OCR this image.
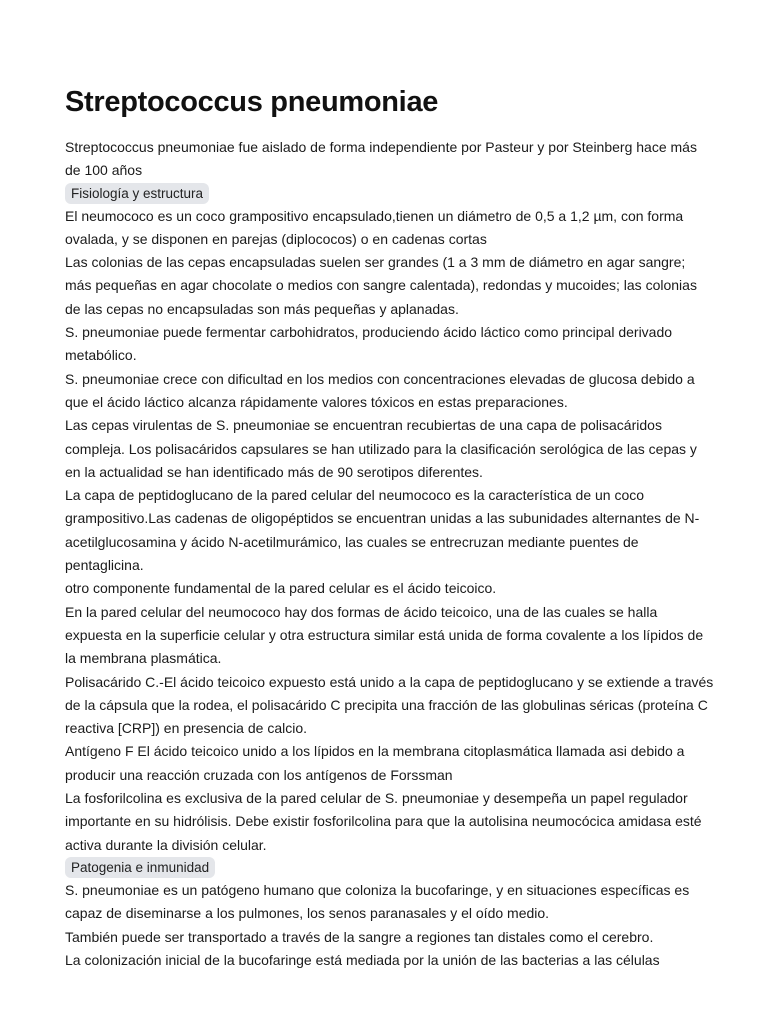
Streptococcus pneumoniae

Streptococcus pneumoniae fue aislado de forma independiente por Pasteur y por Steinberg hace más de 100 años

Fisiología y estructura

El neumococo es un coco grampositivo encapsulado,tienen un diámetro de 0,5 a 1,2 µm, con forma ovalada, y se disponen en parejas (diplococos) o en cadenas cortas

Las colonias de las cepas encapsuladas suelen ser grandes (1 a 3 mm de diámetro en agar sangre; más pequeñas en agar chocolate o medios con sangre calentada), redondas y mucoides; las colonias de las cepas no encapsuladas son más pequeñas y aplanadas.

S. pneumoniae puede fermentar carbohidratos, produciendo ácido láctico como principal derivado metabólico.

S. pneumoniae crece con dificultad en los medios con concentraciones elevadas de glucosa debido a que el ácido láctico alcanza rápidamente valores tóxicos en estas preparaciones.

Las cepas virulentas de S. pneumoniae se encuentran recubiertas de una capa de polisacáridos compleja. Los polisacáridos capsulares se han utilizado para la clasificación serológica de las cepas y en la actualidad se han identificado más de 90 serotipos diferentes.

La capa de peptidoglucano de la pared celular del neumococo es la característica de un coco grampositivo.Las cadenas de oligopéptidos se encuentran unidas a las subunidades alternantes de N-acetilglucosamina y ácido N-acetilmurámico, las cuales se entrecruzan mediante puentes de pentaglicina.

otro componente fundamental de la pared celular es el ácido teicoico.

En la pared celular del neumococo hay dos formas de ácido teicoico, una de las cuales se halla expuesta en la superficie celular y otra estructura similar está unida de forma covalente a los lípidos de la membrana plasmática.

Polisacárido C.-El ácido teicoico expuesto está unido a la capa de peptidoglucano y se extiende a través de la cápsula que la rodea, el polisacárido C precipita una fracción de las globulinas séricas (proteína C reactiva [CRP]) en presencia de calcio.

Antígeno F El ácido teicoico unido a los lípidos en la membrana citoplasmática llamada asi debido a producir una reacción cruzada con los antígenos de Forssman

La fosforilcolina es exclusiva de la pared celular de S. pneumoniae y desempeña un papel regulador importante en su hidrólisis. Debe existir fosforilcolina para que la autolisina neumocócica amidasa esté activa durante la división celular.

Patogenia e inmunidad

S. pneumoniae es un patógeno humano que coloniza la bucofaringe, y en situaciones específicas es capaz de diseminarse a los pulmones, los senos paranasales y el oído medio.

También puede ser transportado a través de la sangre a regiones tan distales como el cerebro.

La colonización inicial de la bucofaringe está mediada por la unión de las bacterias a las células
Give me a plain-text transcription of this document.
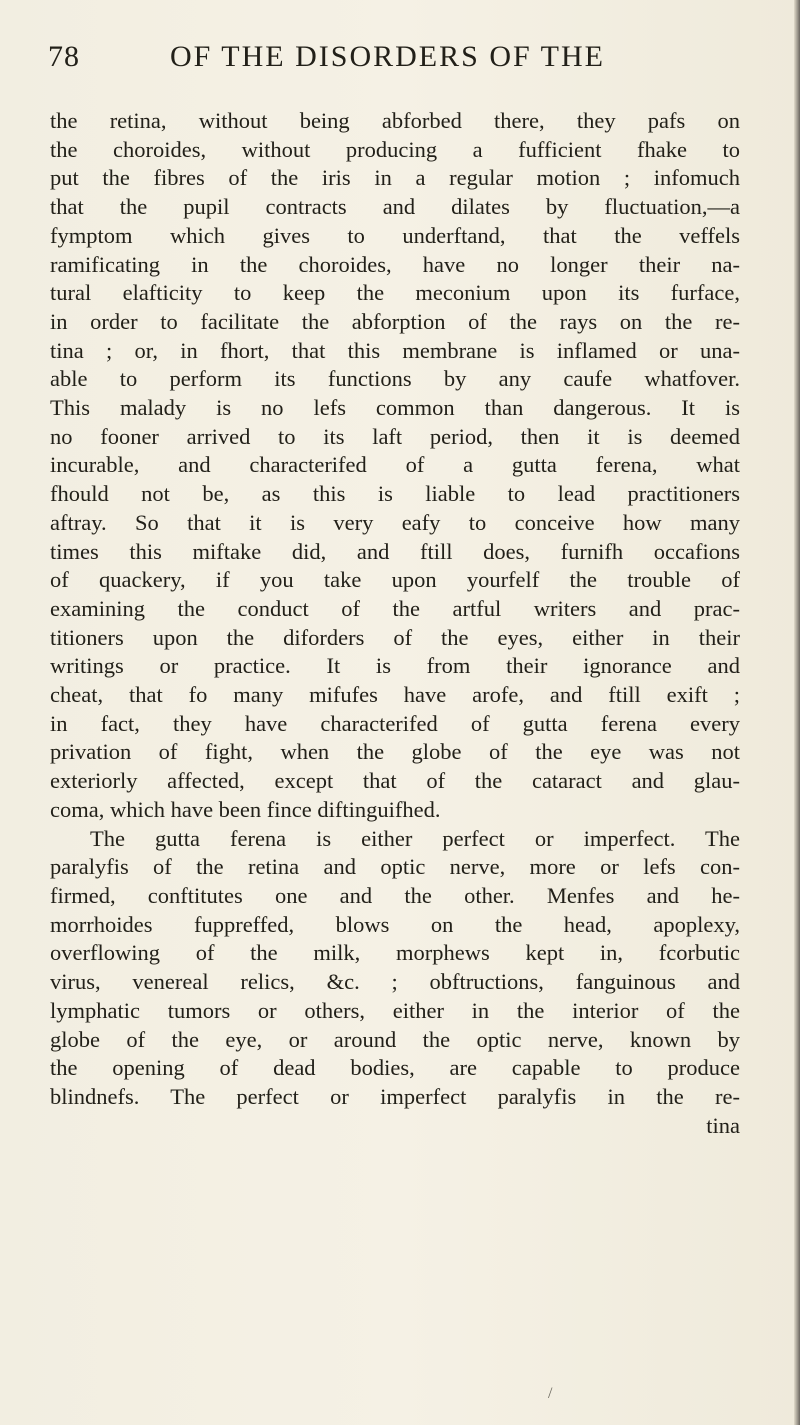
78	OF THE DISORDERS OF THE
the retina, without being abforbed there, they pafs on
the choroides, without producing a fufficient fhake to
put the fibres of the iris in a regular motion ; infomuch
that the pupil contracts and dilates by fluctuation,—a
fymptom which gives to underftand, that the veffels
ramificating in the choroides, have no longer their na-
tural elafticity to keep the meconium upon its furface,
in order to facilitate the abforption of the rays on the re-
tina ; or, in fhort, that this membrane is inflamed or una-
able to perform its functions by any caufe whatfover.
This malady is no lefs common than dangerous. It is
no fooner arrived to its laft period, then it is deemed
incurable, and characterifed of a gutta ferena, what
fhould not be, as this is liable to lead practitioners
aftray. So that it is very eafy to conceive how many
times this miftake did, and ftill does, furnifh occafions
of quackery, if you take upon yourfelf the trouble of
examining the conduct of the artful writers and prac-
titioners upon the diforders of the eyes, either in their
writings or practice. It is from their ignorance and
cheat, that fo many mifufes have arofe, and ftill exift ;
in fact, they have characterifed of gutta ferena every
privation of fight, when the globe of the eye was not
exteriorly affected, except that of the cataract and glau-
coma, which have been fince diftinguifhed.
The gutta ferena is either perfect or imperfect. The
paralyfis of the retina and optic nerve, more or lefs con-
firmed, conftitutes one and the other. Menfes and he-
morrhoides fuppreffed, blows on the head, apoplexy,
overflowing of the milk, morphews kept in, fcorbutic
virus, venereal relics, &c. ; obftructions, fanguinous and
lymphatic tumors or others, either in the interior of the
globe of the eye, or around the optic nerve, known by
the opening of dead bodies, are capable to produce
blindnefs. The perfect or imperfect paralyfis in the re-
tina
/
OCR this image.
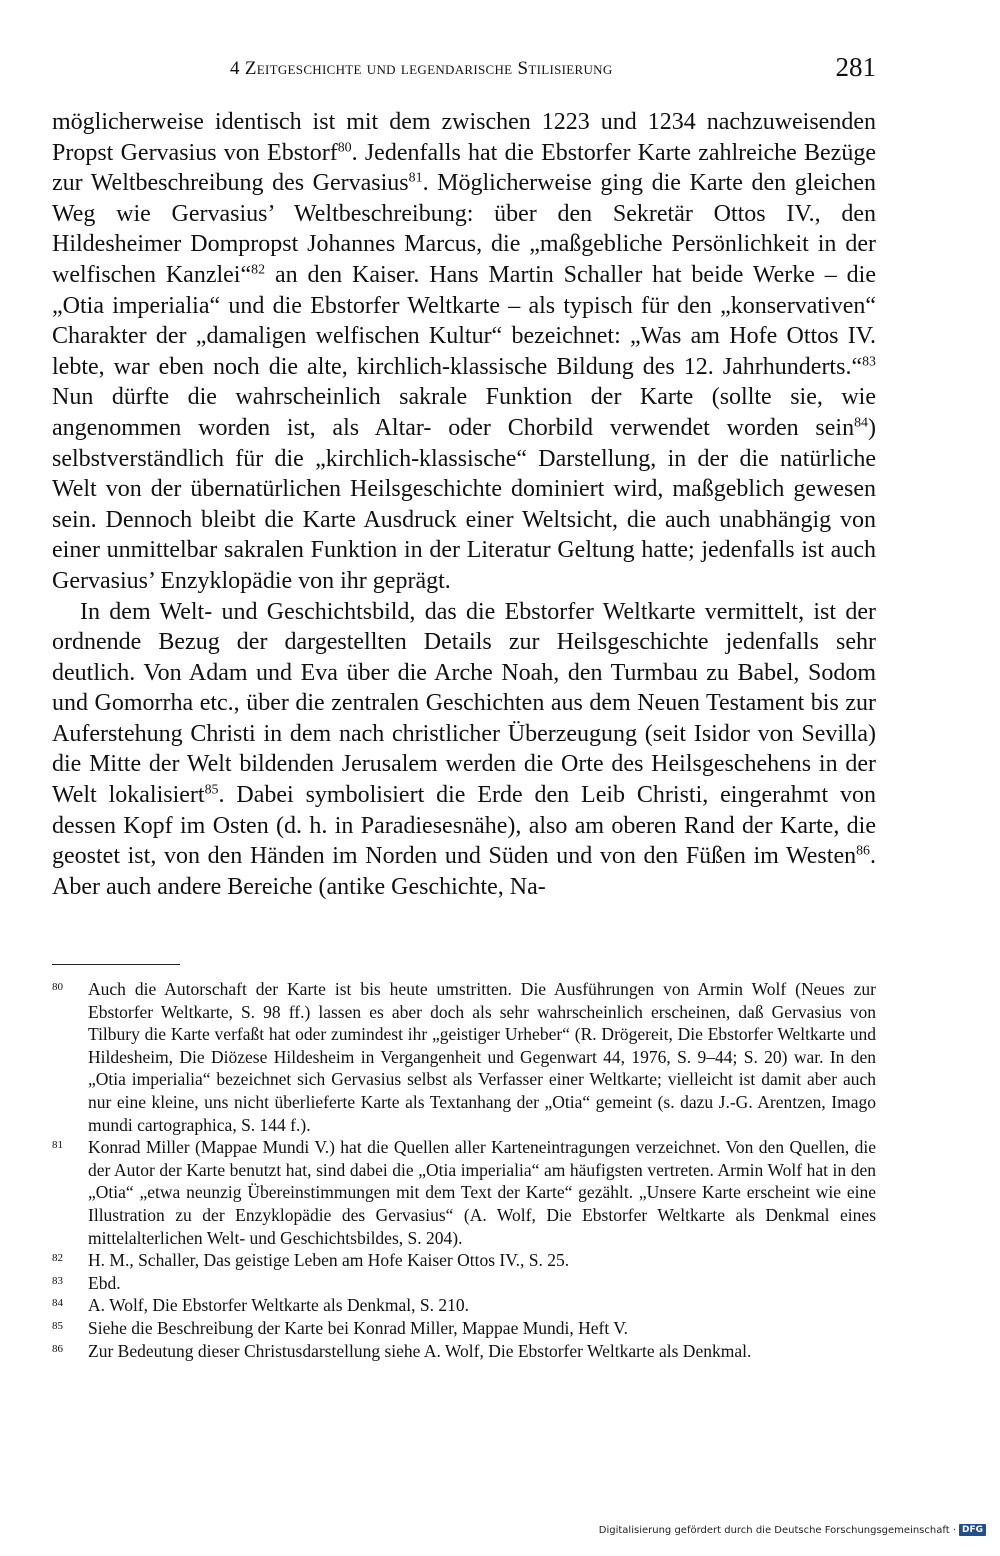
4 Zeitgeschichte und legendarische Stilisierung	281

möglicherweise identisch ist mit dem zwischen 1223 und 1234 nachzuweisenden Propst Gervasius von Ebstorf$^{80}$. Jedenfalls hat die Ebstorfer Karte zahlreiche Bezüge zur Weltbeschreibung des Gervasius$^{81}$. Möglicherweise ging die Karte den gleichen Weg wie Gervasius’ Weltbeschreibung: über den Sekretär Ottos IV., den Hildesheimer Dompropst Johannes Marcus, die „maßgebliche Persönlichkeit in der welfischen Kanzlei“$^{82}$ an den Kaiser. Hans Martin Schaller hat beide Werke – die „Otia imperialia“ und die Ebstorfer Weltkarte – als typisch für den „konservativen“ Charakter der „damaligen welfischen Kultur“ bezeichnet: „Was am Hofe Ottos IV. lebte, war eben noch die alte, kirchlich-klassische Bildung des 12. Jahrhunderts.“$^{83}$ Nun dürfte die wahrscheinlich sakrale Funktion der Karte (sollte sie, wie angenommen worden ist, als Altar- oder Chorbild verwendet worden sein$^{84}$) selbstverständlich für die „kirchlich-klassische“ Darstellung, in der die natürliche Welt von der übernatürlichen Heilsgeschichte dominiert wird, maßgeblich gewesen sein. Dennoch bleibt die Karte Ausdruck einer Weltsicht, die auch unabhängig von einer unmittelbar sakralen Funktion in der Literatur Geltung hatte; jedenfalls ist auch Gervasius’ Enzyklopädie von ihr geprägt.

In dem Welt- und Geschichtsbild, das die Ebstorfer Weltkarte vermittelt, ist der ordnende Bezug der dargestellten Details zur Heilsgeschichte jedenfalls sehr deutlich. Von Adam und Eva über die Arche Noah, den Turmbau zu Babel, Sodom und Gomorrha etc., über die zentralen Geschichten aus dem Neuen Testament bis zur Auferstehung Christi in dem nach christlicher Überzeugung (seit Isidor von Sevilla) die Mitte der Welt bildenden Jerusalem werden die Orte des Heilsgeschehens in der Welt lokalisiert$^{85}$. Dabei symbolisiert die Erde den Leib Christi, eingerahmt von dessen Kopf im Osten (d. h. in Paradiesesnähe), also am oberen Rand der Karte, die geostet ist, von den Händen im Norden und Süden und von den Füßen im Westen$^{86}$. Aber auch andere Bereiche (antike Geschichte, Na-

80	Auch die Autorschaft der Karte ist bis heute umstritten. Die Ausführungen von Armin Wolf (Neues zur Ebstorfer Weltkarte, S. 98 ff.) lassen es aber doch als sehr wahrscheinlich erscheinen, daß Gervasius von Tilbury die Karte verfaßt hat oder zumindest ihr „geistiger Urheber“ (R. Drögereit, Die Ebstorfer Weltkarte und Hildesheim, Die Diözese Hildesheim in Vergangenheit und Gegenwart 44, 1976, S. 9–44; S. 20) war. In den „Otia imperialia“ bezeichnet sich Gervasius selbst als Verfasser einer Weltkarte; vielleicht ist damit aber auch nur eine kleine, uns nicht überlieferte Karte als Textanhang der „Otia“ gemeint (s. dazu J.-G. Arentzen, Imago mundi cartographica, S. 144 f.).
81	Konrad Miller (Mappae Mundi V.) hat die Quellen aller Karteneintragungen verzeichnet. Von den Quellen, die der Autor der Karte benutzt hat, sind dabei die „Otia imperialia“ am häufigsten vertreten. Armin Wolf hat in den „Otia“ „etwa neunzig Übereinstimmungen mit dem Text der Karte“ gezählt. „Unsere Karte erscheint wie eine Illustration zu der Enzyklopädie des Gervasius“ (A. Wolf, Die Ebstorfer Weltkarte als Denkmal eines mittelalterlichen Welt- und Geschichtsbildes, S. 204).
82	H. M., Schaller, Das geistige Leben am Hofe Kaiser Ottos IV., S. 25.
83	Ebd.
84	A. Wolf, Die Ebstorfer Weltkarte als Denkmal, S. 210.
85	Siehe die Beschreibung der Karte bei Konrad Miller, Mappae Mundi, Heft V.
86	Zur Bedeutung dieser Christusdarstellung siehe A. Wolf, Die Ebstorfer Weltkarte als Denkmal.
Digitalisierung gefördert durch die Deutsche Forschungsgemeinschaft · DFG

= Exercise description =
Pull out all lines containing the word "forma" from the entries above.

= Solution below =
Streptococcus pneumoniae fue aislado de forma independiente por Pasteur y por Steinberg hace más de 100 años
El neumococo es un coco grampositivo encapsulado,tienen un diámetro de 0,5 a 1,2 µm, con forma ovalada, y se disponen en parejas (diplococos) o en cadenas cortas
En la pared celular del neumococo hay dos formas de ácido teicoico, una de las cuales se halla expuesta en la superficie celular y otra estructura similar está unida de forma covalente a los lípidos de la membrana plasmática.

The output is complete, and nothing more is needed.